## Task details
Please output the lines shown below exactly as they appear.

## Data lines
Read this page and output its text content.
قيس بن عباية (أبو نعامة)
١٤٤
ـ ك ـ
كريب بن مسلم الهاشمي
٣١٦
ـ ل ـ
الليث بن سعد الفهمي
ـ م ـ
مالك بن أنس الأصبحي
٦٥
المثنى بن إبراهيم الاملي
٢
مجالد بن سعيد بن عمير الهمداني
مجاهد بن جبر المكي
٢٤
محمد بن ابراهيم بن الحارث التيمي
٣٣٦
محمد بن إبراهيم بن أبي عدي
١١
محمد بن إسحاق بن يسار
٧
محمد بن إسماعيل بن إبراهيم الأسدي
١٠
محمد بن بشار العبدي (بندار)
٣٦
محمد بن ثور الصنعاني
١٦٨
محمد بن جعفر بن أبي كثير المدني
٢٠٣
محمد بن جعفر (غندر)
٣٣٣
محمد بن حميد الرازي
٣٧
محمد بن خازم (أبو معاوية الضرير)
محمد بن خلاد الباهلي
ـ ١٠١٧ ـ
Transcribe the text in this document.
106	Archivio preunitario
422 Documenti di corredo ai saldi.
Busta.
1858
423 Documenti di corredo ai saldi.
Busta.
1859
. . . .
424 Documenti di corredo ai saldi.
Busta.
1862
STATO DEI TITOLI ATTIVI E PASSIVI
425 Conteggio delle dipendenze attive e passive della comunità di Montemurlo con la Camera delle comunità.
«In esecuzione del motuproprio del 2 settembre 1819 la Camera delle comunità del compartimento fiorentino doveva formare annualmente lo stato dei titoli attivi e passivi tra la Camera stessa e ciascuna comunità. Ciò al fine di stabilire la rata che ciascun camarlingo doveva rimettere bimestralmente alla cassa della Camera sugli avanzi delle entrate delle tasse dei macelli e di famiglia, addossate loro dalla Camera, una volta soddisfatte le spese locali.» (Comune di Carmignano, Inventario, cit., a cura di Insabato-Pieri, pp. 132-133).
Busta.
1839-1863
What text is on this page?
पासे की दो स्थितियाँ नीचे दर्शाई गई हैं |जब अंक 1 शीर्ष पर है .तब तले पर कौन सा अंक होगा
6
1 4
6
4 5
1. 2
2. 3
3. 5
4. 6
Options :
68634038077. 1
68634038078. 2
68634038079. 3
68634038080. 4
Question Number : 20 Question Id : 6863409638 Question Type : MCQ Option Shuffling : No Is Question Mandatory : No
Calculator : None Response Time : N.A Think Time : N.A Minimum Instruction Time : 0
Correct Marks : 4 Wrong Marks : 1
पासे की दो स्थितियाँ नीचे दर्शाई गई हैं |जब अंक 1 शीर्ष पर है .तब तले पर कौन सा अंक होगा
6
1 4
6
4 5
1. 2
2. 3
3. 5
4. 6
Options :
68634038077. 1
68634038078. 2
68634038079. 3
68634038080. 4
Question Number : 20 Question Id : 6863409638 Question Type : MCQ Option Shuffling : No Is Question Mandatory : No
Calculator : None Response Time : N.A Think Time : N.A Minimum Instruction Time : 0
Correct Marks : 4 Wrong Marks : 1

## Task answer
Read this page and output its text content.
قيس بن عباية (أبو نعامة)
١٤٤
ـ ك ـ
كريب بن مسلم الهاشمي
٣١٦
ـ ل ـ
الليث بن سعد الفهمي
ـ م ـ
مالك بن أنس الأصبحي
٦٥
المثنى بن إبراهيم الاملي
٢
مجالد بن سعيد بن عمير الهمداني
مجاهد بن جبر المكي
٢٤
محمد بن ابراهيم بن الحارث التيمي
٣٣٦
محمد بن إبراهيم بن أبي عدي
١١
محمد بن إسحاق بن يسار
٧
محمد بن إسماعيل بن إبراهيم الأسدي
١٠
محمد بن بشار العبدي (بندار)
٣٦
محمد بن ثور الصنعاني
١٦٨
محمد بن جعفر بن أبي كثير المدني
٢٠٣
محمد بن جعفر (غندر)
٣٣٣
محمد بن حميد الرازي
٣٧
محمد بن خازم (أبو معاوية الضرير)
محمد بن خلاد الباهلي
ـ ١٠١٧ ـ
Transcribe the text in this document.
106	Archivio preunitario
422 Documenti di corredo ai saldi.
Busta.
1858
423 Documenti di corredo ai saldi.
Busta.
1859
. . . .
424 Documenti di corredo ai saldi.
Busta.
1862
STATO DEI TITOLI ATTIVI E PASSIVI
425 Conteggio delle dipendenze attive e passive della comunità di Montemurlo con la Camera delle comunità.
«In esecuzione del motuproprio del 2 settembre 1819 la Camera delle comunità del compartimento fiorentino doveva formare annualmente lo stato dei titoli attivi e passivi tra la Camera stessa e ciascuna comunità. Ciò al fine di stabilire la rata che ciascun camarlingo doveva rimettere bimestralmente alla cassa della Camera sugli avanzi delle entrate delle tasse dei macelli e di famiglia, addossate loro dalla Camera, una volta soddisfatte le spese locali.» (Comune di Carmignano, Inventario, cit., a cura di Insabato-Pieri, pp. 132-133).
Busta.
1839-1863
What text is on this page?
पासे की दो स्थितियाँ नीचे दर्शाई गई हैं |जब अंक 1 शीर्ष पर है .तब तले पर कौन सा अंक होगा
6
1 4
6
4 5
1. 2
2. 3
3. 5
4. 6
Options :
68634038077. 1
68634038078. 2
68634038079. 3
68634038080. 4
Question Number : 20 Question Id : 6863409638 Question Type : MCQ Option Shuffling : No Is Question Mandatory : No
Calculator : None Response Time : N.A Think Time : N.A Minimum Instruction Time : 0
Correct Marks : 4 Wrong Marks : 1
पासे की दो स्थितियाँ नीचे दर्शाई गई हैं |जब अंक 1 शीर्ष पर है .तब तले पर कौन सा अंक होगा
6
1 4
6
4 5
1. 2
2. 3
3. 5
4. 6
Options :
68634038077. 1
68634038078. 2
68634038079. 3
68634038080. 4
Question Number : 20 Question Id : 6863409638 Question Type : MCQ Option Shuffling : No Is Question Mandatory : No
Calculator : None Response Time : N.A Think Time : N.A Minimum Instruction Time : 0
Correct Marks : 4 Wrong Marks : 1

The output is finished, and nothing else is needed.